Problem> All entries must be repeated exactly; do not include the pictures.

________

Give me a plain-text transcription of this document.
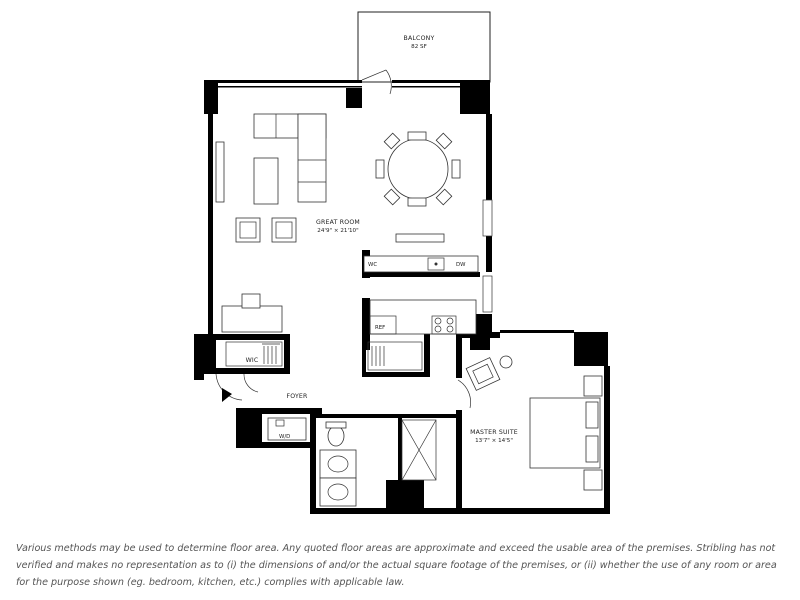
BALCONY
82 SF
GREAT ROOM
24'9" × 21'10"
MASTER SUITE
13'7" × 14'5"
FOYER
WIC
WC	DW
REF
W/D

Various methods may be used to determine floor area. Any quoted floor areas are approximate and exceed the usable area of the premises. Stribling has not verified and makes no representation as to (i) the dimensions of and/or the actual square footage of the premises, or (ii) whether the use of any room or area for the purpose shown (eg. bedroom, kitchen, etc.) complies with applicable law.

________

Result of this task>
Give me a plain-text transcription of this document.
BALCONY
82 SF
GREAT ROOM
24'9" × 21'10"
MASTER SUITE
13'7" × 14'5"
FOYER
WIC
WC	DW
REF
W/D

Various methods may be used to determine floor area. Any quoted floor areas are approximate and exceed the usable area of the premises. Stribling has not verified and makes no representation as to (i) the dimensions of and/or the actual square footage of the premises, or (ii) whether the use of any room or area for the purpose shown (eg. bedroom, kitchen, etc.) complies with applicable law.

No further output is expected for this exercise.